What the exercise asks:
Every entry here needs to be repeated exactly.

Given data:
— start —

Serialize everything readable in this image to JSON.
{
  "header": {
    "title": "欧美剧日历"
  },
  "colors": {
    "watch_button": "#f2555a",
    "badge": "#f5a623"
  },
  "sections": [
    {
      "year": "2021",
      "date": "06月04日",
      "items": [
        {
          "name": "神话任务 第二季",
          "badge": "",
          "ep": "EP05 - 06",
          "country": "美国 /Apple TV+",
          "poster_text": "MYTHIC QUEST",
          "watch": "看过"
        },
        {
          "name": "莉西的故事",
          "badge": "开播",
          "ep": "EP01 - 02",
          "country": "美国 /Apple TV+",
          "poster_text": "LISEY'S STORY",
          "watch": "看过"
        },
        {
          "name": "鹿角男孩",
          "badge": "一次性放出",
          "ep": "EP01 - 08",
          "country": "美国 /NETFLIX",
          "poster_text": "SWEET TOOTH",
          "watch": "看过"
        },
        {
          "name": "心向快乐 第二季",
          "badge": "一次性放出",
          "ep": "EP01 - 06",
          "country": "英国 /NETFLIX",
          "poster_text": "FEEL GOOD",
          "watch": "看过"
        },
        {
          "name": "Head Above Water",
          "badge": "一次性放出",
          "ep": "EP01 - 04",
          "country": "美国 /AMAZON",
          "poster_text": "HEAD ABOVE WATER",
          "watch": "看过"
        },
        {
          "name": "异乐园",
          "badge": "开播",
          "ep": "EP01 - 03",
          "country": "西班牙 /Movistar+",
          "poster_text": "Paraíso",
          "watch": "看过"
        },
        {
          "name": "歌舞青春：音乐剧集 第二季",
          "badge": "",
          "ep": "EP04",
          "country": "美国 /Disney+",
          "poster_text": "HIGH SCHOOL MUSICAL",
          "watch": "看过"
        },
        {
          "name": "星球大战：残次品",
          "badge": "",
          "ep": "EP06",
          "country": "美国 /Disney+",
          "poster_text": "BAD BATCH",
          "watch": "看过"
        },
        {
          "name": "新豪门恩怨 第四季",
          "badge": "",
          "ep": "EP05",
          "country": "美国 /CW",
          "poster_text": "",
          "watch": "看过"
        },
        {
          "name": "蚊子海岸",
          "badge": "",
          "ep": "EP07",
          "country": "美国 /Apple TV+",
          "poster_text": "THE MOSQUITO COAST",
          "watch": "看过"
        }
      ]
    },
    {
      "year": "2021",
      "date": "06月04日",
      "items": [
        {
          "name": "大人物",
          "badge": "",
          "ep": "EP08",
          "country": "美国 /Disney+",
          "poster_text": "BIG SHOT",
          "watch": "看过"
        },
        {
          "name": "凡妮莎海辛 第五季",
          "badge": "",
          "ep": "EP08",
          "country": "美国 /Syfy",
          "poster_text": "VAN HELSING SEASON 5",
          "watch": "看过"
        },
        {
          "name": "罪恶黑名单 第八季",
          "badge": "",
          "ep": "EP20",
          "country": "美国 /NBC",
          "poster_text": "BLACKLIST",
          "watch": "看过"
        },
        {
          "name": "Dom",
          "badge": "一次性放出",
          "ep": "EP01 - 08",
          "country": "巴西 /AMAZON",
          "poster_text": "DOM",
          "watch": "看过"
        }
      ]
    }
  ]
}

— end —

Solution to this problem:
Serialize everything readable in this image to JSON.
{
  "header": {
    "title": "欧美剧日历"
  },
  "colors": {
    "watch_button": "#f2555a",
    "badge": "#f5a623"
  },
  "sections": [
    {
      "year": "2021",
      "date": "06月04日",
      "items": [
        {
          "name": "神话任务 第二季",
          "badge": "",
          "ep": "EP05 - 06",
          "country": "美国 /Apple TV+",
          "poster_text": "MYTHIC QUEST",
          "watch": "看过"
        },
        {
          "name": "莉西的故事",
          "badge": "开播",
          "ep": "EP01 - 02",
          "country": "美国 /Apple TV+",
          "poster_text": "LISEY'S STORY",
          "watch": "看过"
        },
        {
          "name": "鹿角男孩",
          "badge": "一次性放出",
          "ep": "EP01 - 08",
          "country": "美国 /NETFLIX",
          "poster_text": "SWEET TOOTH",
          "watch": "看过"
        },
        {
          "name": "心向快乐 第二季",
          "badge": "一次性放出",
          "ep": "EP01 - 06",
          "country": "英国 /NETFLIX",
          "poster_text": "FEEL GOOD",
          "watch": "看过"
        },
        {
          "name": "Head Above Water",
          "badge": "一次性放出",
          "ep": "EP01 - 04",
          "country": "美国 /AMAZON",
          "poster_text": "HEAD ABOVE WATER",
          "watch": "看过"
        },
        {
          "name": "异乐园",
          "badge": "开播",
          "ep": "EP01 - 03",
          "country": "西班牙 /Movistar+",
          "poster_text": "Paraíso",
          "watch": "看过"
        },
        {
          "name": "歌舞青春：音乐剧集 第二季",
          "badge": "",
          "ep": "EP04",
          "country": "美国 /Disney+",
          "poster_text": "HIGH SCHOOL MUSICAL",
          "watch": "看过"
        },
        {
          "name": "星球大战：残次品",
          "badge": "",
          "ep": "EP06",
          "country": "美国 /Disney+",
          "poster_text": "BAD BATCH",
          "watch": "看过"
        },
        {
          "name": "新豪门恩怨 第四季",
          "badge": "",
          "ep": "EP05",
          "country": "美国 /CW",
          "poster_text": "",
          "watch": "看过"
        },
        {
          "name": "蚊子海岸",
          "badge": "",
          "ep": "EP07",
          "country": "美国 /Apple TV+",
          "poster_text": "THE MOSQUITO COAST",
          "watch": "看过"
        }
      ]
    },
    {
      "year": "2021",
      "date": "06月04日",
      "items": [
        {
          "name": "大人物",
          "badge": "",
          "ep": "EP08",
          "country": "美国 /Disney+",
          "poster_text": "BIG SHOT",
          "watch": "看过"
        },
        {
          "name": "凡妮莎海辛 第五季",
          "badge": "",
          "ep": "EP08",
          "country": "美国 /Syfy",
          "poster_text": "VAN HELSING SEASON 5",
          "watch": "看过"
        },
        {
          "name": "罪恶黑名单 第八季",
          "badge": "",
          "ep": "EP20",
          "country": "美国 /NBC",
          "poster_text": "BLACKLIST",
          "watch": "看过"
        },
        {
          "name": "Dom",
          "badge": "一次性放出",
          "ep": "EP01 - 08",
          "country": "巴西 /AMAZON",
          "poster_text": "DOM",
          "watch": "看过"
        }
      ]
    }
  ]
}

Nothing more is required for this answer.